(ISTRUZIONI DELL'ESERCIZIO):
(1) Indica se le affermazioni (a), (b) e (c) concordano con il testo sulla nomina a direttore generale, rispondendo sì o no e citando le parole decisive del testo. (a) La carica manageriale di vertice è riservata ai soli dipendenti interni. (b) La nomina a direttore generale ha una valenza conservativa o ripristinatoria. (c) I dubbi di costituzionalità sono stati sollevati anche in sede di appello.
(2) Fornisci il seguito del testo sulla nomina a direttore generale, a partire dalla sua ultima frase.

(TESTO DA LEGGERE):
——
Riportata la tematica nel suo alveo schiettamente pubblicistico, si deve allora convenire che la nomina al vertice strategico aziendale assume una valenza così spiccatamente premiale e sostanzia un'evoluzione così straordinaria della carriera giornalistica (sui crinali dell'inedita apicalità, della diversità funzionale, dell'accessibilità agli esterni, della specificità del procedimento di investitura e della profonda diversità del trattamento economico) da concretizzare, in modo scolastico, i rischi che la norma vuole scongiurare sotto il duplice, e più volte rammentato, profilo del sospetto di strumentalizzazione a monte e del rischio di sfruttamento distorsivo a valle della veste di commissario dell'Autorità. Posto, infatti, che la veste di giornalista non costituisce un prius necessario e neanche omogeneo per l'accesso alla carica manageriale verticistica (non riservata ai soli dipendenti interni), ponendosi rispetto ad essa in un rapporto di occasionalità non necessaria, si deve infatti reputare che la nomina a direttore generale non assume una valenza conservativa o ripristinatoria ma riveste quel carattere spiccatamente innovativo o premiale che sostanzia il fondamento della norma preclusiva.

6. Le considerazioni fin qui svolte consentono di confutare i dubbi di costituzionalità sollevati, anche in sede di appello, sulla norma di cui all'art. 2, comma 9°, della l. n. 481/1995, in relazione ai referenti costituzionali di cui agli artt. 2, 3, 4 e 51 della Carta Fondamentale.
——
(Voci tratte da un dataset)
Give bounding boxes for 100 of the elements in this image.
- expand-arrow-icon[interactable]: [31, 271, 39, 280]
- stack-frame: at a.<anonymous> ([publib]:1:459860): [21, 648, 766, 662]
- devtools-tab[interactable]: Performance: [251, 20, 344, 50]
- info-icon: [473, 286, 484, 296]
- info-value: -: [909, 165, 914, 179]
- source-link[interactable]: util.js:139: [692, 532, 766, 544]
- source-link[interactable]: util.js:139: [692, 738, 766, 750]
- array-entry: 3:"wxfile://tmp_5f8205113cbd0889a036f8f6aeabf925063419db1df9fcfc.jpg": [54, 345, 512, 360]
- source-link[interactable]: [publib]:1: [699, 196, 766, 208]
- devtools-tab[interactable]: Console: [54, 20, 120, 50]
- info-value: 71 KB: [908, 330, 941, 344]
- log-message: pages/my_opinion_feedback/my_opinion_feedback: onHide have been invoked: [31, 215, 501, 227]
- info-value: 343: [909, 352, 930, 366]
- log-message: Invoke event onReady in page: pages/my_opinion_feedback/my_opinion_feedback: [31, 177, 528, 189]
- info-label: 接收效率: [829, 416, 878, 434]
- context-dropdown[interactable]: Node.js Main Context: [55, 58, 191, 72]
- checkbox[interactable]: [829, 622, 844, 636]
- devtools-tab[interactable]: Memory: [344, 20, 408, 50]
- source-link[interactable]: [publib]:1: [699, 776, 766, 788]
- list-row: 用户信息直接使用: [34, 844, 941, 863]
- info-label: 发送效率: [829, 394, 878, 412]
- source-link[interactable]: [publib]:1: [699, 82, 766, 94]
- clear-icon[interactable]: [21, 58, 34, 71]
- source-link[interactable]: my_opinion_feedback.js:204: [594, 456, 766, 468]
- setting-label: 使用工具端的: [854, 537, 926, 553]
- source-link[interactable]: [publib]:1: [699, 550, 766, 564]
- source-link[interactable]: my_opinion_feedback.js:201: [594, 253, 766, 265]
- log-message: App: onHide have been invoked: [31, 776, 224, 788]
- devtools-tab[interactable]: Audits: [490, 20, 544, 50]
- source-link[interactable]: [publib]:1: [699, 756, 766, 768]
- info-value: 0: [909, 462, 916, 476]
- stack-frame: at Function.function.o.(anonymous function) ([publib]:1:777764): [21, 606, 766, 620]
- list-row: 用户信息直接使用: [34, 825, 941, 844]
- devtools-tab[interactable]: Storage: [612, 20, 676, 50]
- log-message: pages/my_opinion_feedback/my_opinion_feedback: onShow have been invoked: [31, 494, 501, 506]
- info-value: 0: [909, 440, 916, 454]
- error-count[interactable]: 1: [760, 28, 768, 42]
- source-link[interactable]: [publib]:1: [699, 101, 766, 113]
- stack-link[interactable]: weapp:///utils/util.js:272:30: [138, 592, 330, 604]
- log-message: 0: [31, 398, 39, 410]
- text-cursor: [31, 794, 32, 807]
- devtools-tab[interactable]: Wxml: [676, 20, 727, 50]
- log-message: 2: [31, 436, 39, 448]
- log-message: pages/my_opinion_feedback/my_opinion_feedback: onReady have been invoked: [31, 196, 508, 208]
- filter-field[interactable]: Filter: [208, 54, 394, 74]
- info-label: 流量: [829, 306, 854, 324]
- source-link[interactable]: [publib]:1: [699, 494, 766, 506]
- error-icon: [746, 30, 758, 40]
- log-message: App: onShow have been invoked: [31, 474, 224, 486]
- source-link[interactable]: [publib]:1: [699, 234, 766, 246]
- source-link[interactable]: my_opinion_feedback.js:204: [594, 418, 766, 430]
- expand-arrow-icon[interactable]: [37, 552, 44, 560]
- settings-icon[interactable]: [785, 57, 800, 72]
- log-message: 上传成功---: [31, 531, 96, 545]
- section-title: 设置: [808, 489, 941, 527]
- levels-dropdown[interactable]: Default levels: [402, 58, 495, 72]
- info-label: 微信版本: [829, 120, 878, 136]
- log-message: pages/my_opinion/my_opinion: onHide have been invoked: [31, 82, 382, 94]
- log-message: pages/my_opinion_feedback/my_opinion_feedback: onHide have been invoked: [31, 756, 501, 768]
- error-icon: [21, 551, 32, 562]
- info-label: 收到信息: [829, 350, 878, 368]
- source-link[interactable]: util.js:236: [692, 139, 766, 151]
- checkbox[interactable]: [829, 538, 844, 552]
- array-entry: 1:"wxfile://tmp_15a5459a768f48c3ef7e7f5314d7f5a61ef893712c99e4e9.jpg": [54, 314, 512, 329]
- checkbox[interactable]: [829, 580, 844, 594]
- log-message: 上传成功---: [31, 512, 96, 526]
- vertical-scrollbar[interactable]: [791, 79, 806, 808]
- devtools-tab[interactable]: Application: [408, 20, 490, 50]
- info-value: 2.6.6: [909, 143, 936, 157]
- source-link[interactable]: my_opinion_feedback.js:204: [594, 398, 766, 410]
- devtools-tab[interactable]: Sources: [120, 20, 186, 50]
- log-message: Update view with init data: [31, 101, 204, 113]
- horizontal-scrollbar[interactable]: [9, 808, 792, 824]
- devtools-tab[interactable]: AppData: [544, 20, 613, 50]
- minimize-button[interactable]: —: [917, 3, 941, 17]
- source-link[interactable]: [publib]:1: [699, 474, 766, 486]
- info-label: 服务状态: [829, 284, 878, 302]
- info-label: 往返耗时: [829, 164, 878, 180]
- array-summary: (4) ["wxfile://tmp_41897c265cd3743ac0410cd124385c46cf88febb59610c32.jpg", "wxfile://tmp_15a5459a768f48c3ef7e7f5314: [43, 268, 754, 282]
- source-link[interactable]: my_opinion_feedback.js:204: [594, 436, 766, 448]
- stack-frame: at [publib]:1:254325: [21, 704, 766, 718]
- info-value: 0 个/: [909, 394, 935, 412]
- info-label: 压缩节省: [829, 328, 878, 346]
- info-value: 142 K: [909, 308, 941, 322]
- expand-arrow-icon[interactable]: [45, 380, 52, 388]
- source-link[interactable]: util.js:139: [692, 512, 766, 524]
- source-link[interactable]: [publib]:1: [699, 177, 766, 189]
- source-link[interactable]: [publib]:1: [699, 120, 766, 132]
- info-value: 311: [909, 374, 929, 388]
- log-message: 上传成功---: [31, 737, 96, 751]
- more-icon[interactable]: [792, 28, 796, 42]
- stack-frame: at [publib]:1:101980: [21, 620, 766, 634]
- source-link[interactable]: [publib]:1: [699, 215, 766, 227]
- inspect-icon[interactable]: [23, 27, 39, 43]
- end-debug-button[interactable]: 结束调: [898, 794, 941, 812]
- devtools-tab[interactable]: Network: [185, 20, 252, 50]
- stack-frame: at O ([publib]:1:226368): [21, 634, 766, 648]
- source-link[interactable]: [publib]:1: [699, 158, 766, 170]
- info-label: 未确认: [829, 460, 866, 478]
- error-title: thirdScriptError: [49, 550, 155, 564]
——
(RISPOSTE DATE):
(1)
(a) No: «non riservata ai soli dipendenti interni».
(b) No: «la nomina a direttore generale non assume una valenza conservativa o ripristinatoria ma riveste quel carattere spiccatamente innovativo o premiale».
(c) Sì: «i dubbi di costituzionalità sollevati, anche in sede di appello».

(2)
È manifestamente infondato, in primo luogo, il dubbio che fa leva sulla pretesa violazione dell'art. 3 della Costituzione, in relazione al trattamento deteriore che subirebbero i componenti dell'AGCOM rispetto a quelli di altre Authorities (ed in particolare di quelli dell'Autorità Garante della Concorrenza), sottoposti ad un regime di incompatibilità solo in costanza di mandato. A tale sospetto è agevole, infatti, replicare che il modello delle Authorities riflette uno schema generale ed astratto che si cala in organismi profondamente eterogenei, sotto i profili dei settori, dei compiti, dei poteri, e dello stesso tasso di indipendenza. Ne deriva, in linea di principio, l'insindacabilità della scelta discrezionale posta in essere dal legislatore in funzione di un tertium comparationis eterogeneo. Si deve, poi soggiungere che i compiti dell'AGCOM trascendono le funzioni di mera vigilanza e concernono la regolazione di un settore di particolare sensibilità ove vene in rilievo la salvaguardia del valore costituzionalmente primario del pluralismo; donde la non irragionevolezza dell'esercizio della discrezionalità del legislatore nel senso della predisposizione di un regime di incompatibilità successiva rigoroso, tanto più perché circoscritto ad un solo limitato settore di attività.

La Sezione reputa manifestamente infondati anche i dubbi che fanno leva sul carattere eccessivo ed ingiustificato del divieto, irragionevolmente compressivo del "diritto al lavoro", come pure della relativa sanzione, in violazione degli artt. 3, II comma, e 4 della Carta costituzionale.

Si deve rammentare, una volta ancora, che il regime di incompatibilità, secondo quanto evidenziato anche dal Consiglio di Stato, Sez. I, con il parere n. 3314/03, è posto a garanzia dell'effettività della previsione dell'art. 2, V comma, della l. n. 481/1995, alla stregua del quale "le Autorità operano in piena autonomia e con indipendenza di giudizio e di valutazione" (norma poi ribadita dall'art. 1, I comma, della legge istitutiva dell'AGCOM). La particolare pregnanza dei valori costituzionali protetti, afferenti alla primaria tutela del pluralismo informativo e dell'imparzialità amministrativa in settori sensibili, conduce allora al precipitato della non sindacabilità di una scelta legislativa volta a sintetizzare valori costituzionali contrapposti, dando la stura ad una limitata compressione del diritto al lavoro in vista della tutela di essenziali interessi pubblici anch'essi di respiro costituzionale.

I confini temporali della compressione del diritto al lavoro ed alla carriera conoscono, poi, una cornice temporale (quattro anni) che non risulta sovrabbondante, se comparativamente ponderata con gli interessi pubblici perseguiti.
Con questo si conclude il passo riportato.